┌──

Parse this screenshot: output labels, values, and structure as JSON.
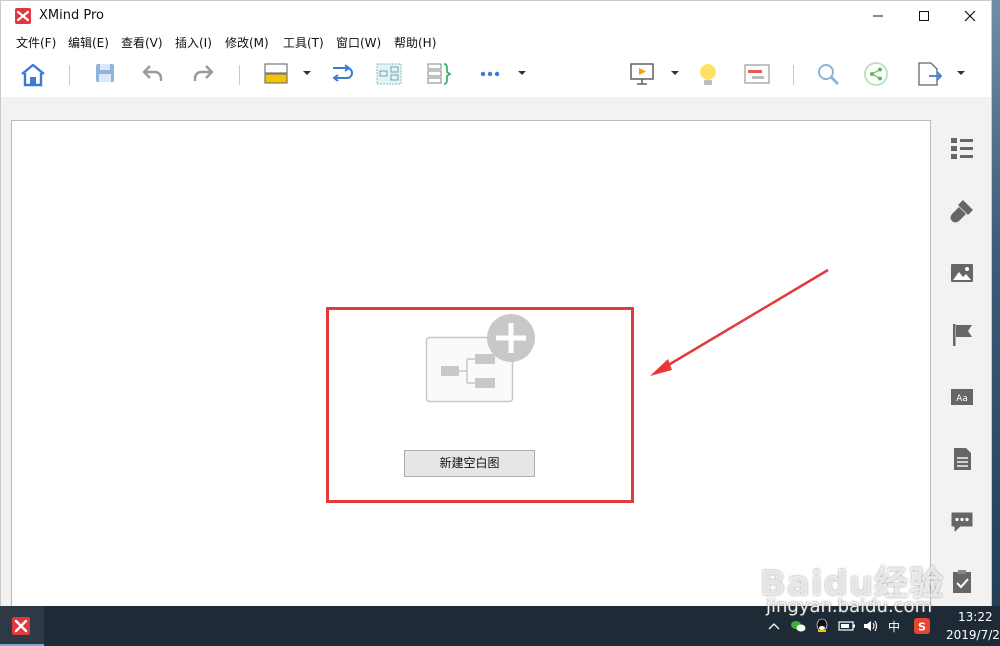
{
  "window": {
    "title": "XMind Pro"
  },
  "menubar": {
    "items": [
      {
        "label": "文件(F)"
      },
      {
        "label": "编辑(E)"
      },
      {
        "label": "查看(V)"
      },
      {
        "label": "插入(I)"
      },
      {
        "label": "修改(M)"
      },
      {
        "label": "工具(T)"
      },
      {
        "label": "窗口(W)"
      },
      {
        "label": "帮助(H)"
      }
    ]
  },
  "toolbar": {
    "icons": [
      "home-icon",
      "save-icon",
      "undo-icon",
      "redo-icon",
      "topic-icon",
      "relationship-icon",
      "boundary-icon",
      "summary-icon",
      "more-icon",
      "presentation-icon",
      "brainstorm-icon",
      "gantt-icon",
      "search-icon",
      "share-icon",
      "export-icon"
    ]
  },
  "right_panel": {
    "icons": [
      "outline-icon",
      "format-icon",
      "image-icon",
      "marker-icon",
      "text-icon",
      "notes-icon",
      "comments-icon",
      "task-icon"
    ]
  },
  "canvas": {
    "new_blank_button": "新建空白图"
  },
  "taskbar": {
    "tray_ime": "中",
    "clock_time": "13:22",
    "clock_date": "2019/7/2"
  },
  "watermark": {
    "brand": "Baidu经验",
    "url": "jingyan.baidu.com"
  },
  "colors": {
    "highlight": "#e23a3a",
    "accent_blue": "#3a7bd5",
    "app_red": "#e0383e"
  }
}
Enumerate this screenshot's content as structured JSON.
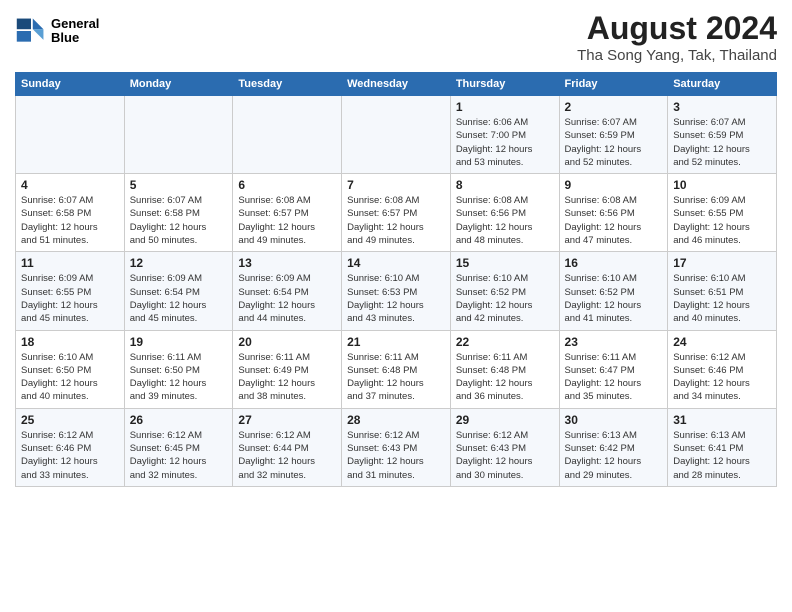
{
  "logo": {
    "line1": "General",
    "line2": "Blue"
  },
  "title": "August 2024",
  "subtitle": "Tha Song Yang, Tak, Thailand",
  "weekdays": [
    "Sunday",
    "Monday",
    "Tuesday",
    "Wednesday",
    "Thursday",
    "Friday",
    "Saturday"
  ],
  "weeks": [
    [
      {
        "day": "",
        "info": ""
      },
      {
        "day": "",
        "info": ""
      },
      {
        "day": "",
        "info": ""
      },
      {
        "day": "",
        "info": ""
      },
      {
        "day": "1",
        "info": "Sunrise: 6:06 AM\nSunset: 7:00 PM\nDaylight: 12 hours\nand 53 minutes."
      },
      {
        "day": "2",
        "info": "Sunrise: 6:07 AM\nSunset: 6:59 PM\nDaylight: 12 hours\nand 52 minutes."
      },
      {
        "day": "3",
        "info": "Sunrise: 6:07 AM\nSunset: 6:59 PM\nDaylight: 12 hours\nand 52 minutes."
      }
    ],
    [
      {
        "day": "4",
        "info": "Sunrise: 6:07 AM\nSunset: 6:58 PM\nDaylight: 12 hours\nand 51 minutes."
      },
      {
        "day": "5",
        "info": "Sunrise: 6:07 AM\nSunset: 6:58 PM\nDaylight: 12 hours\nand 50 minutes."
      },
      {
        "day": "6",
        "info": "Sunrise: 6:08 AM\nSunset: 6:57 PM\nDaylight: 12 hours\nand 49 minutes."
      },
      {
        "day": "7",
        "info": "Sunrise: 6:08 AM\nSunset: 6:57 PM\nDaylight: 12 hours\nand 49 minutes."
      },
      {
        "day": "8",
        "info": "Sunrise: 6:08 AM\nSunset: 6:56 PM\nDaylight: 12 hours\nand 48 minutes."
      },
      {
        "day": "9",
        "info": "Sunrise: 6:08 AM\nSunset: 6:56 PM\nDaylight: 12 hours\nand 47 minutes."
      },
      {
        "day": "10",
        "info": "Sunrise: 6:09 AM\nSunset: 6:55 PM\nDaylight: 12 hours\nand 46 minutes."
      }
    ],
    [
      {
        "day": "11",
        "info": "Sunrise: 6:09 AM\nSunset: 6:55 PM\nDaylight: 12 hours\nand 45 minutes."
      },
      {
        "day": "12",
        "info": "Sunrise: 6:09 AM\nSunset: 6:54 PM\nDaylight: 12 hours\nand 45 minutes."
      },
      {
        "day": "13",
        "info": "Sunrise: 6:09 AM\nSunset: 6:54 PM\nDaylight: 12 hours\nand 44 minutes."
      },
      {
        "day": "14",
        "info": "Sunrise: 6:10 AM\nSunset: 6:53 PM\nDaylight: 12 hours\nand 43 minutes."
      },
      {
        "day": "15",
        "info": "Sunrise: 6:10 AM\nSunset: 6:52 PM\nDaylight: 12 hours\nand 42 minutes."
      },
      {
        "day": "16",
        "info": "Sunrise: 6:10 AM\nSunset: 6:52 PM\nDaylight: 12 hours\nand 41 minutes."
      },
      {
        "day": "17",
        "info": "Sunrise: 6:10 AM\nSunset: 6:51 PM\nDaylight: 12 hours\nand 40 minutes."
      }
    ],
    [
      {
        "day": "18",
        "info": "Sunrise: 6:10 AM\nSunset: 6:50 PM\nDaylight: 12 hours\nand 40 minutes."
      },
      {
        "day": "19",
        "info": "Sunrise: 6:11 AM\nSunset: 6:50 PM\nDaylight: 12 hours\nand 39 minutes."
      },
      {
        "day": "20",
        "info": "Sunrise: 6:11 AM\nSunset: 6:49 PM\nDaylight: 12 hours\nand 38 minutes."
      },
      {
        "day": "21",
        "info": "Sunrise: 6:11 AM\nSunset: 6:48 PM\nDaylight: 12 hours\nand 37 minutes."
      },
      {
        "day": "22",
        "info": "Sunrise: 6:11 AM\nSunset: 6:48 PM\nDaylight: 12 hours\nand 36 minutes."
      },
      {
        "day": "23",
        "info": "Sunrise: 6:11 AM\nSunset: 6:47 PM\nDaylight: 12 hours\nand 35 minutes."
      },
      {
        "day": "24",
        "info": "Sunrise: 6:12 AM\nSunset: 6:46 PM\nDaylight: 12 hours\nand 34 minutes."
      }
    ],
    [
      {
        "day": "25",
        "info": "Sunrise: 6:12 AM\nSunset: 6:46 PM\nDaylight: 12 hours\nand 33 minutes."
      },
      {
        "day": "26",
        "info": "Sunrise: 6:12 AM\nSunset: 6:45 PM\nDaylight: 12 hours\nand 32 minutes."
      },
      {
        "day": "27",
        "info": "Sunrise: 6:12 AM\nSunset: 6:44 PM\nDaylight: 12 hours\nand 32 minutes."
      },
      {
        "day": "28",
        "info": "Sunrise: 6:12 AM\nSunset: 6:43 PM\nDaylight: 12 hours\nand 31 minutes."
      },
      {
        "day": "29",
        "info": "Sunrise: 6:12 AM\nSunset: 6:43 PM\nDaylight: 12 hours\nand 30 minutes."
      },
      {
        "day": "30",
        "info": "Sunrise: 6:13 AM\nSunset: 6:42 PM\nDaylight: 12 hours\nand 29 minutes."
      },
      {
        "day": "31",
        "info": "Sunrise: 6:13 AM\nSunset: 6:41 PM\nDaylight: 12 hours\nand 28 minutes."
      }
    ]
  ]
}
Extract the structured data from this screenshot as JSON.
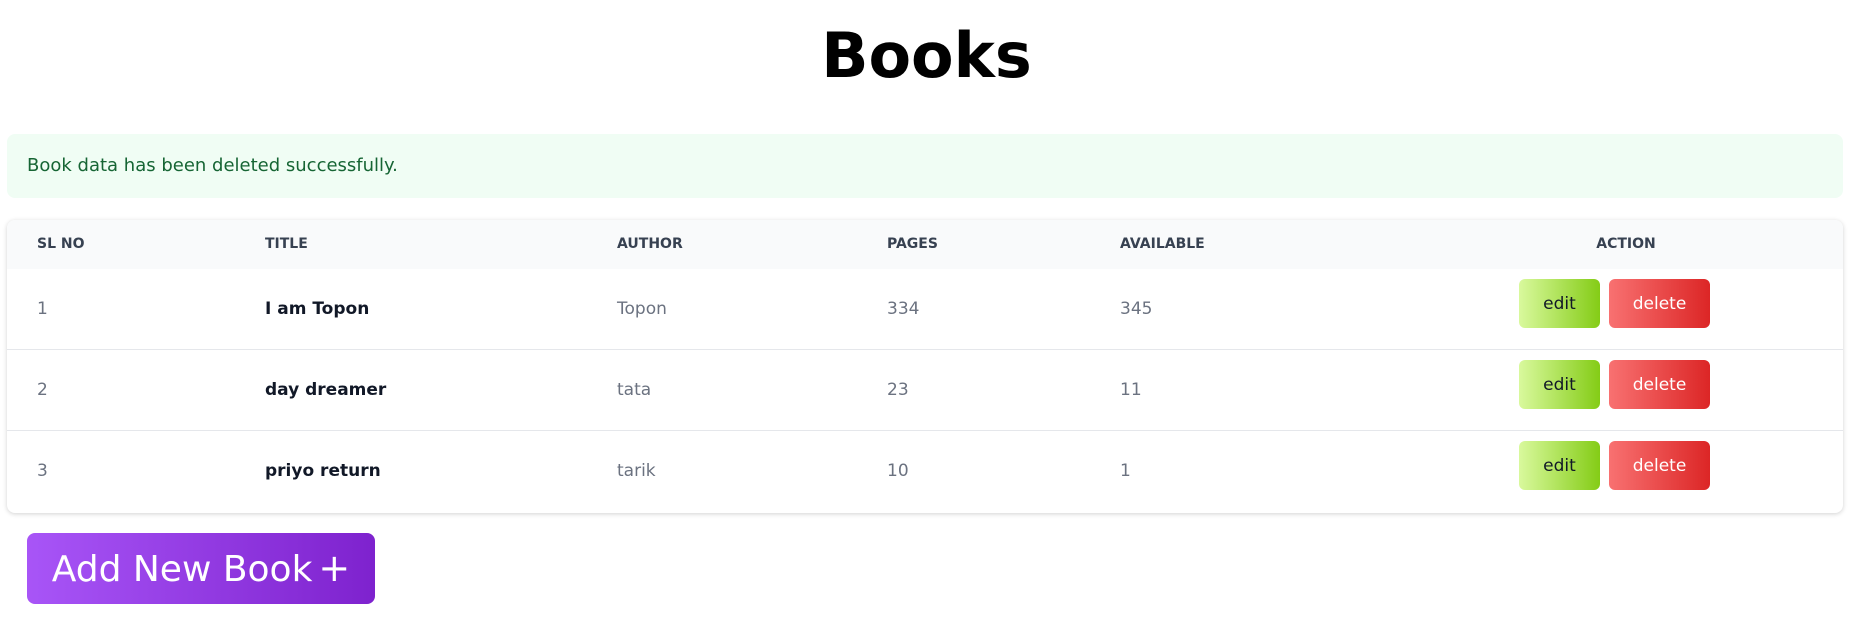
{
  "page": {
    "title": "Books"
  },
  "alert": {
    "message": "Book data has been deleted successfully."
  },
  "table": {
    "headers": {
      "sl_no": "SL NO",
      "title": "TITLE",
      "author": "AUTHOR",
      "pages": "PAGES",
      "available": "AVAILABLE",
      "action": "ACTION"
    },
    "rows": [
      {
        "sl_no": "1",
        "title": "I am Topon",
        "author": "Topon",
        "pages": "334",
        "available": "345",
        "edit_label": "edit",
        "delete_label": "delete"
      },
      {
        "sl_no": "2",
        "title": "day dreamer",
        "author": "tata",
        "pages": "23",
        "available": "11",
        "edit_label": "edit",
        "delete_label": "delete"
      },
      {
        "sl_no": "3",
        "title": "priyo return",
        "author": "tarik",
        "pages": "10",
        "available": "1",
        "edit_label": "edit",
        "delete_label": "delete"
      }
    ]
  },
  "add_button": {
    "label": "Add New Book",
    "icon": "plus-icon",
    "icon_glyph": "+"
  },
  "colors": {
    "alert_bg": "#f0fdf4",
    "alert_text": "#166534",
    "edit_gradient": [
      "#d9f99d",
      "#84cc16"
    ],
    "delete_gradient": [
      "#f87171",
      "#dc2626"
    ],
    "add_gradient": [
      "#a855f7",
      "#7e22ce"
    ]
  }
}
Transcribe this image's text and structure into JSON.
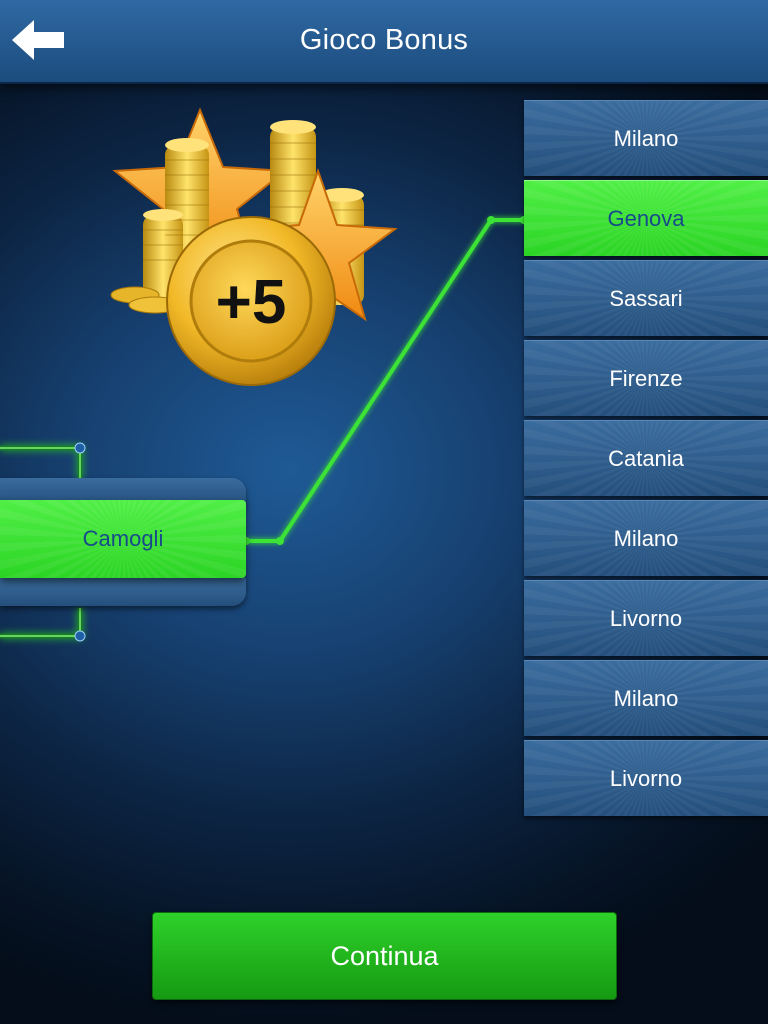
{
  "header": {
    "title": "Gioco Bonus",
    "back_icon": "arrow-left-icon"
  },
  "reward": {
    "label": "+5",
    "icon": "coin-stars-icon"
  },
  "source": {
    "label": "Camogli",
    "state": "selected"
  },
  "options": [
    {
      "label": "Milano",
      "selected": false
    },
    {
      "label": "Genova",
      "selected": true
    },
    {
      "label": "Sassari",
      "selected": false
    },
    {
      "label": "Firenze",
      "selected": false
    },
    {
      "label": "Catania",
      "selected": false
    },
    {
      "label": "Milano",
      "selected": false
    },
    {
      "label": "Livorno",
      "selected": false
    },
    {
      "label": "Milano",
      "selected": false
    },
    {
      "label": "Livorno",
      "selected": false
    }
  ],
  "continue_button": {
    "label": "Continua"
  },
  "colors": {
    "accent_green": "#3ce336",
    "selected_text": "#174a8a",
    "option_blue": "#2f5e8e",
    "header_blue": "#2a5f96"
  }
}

└──

Your answer should be one number: how many lines in the material above contain the string "this".

--- WRITTEN SOLUTION ---
4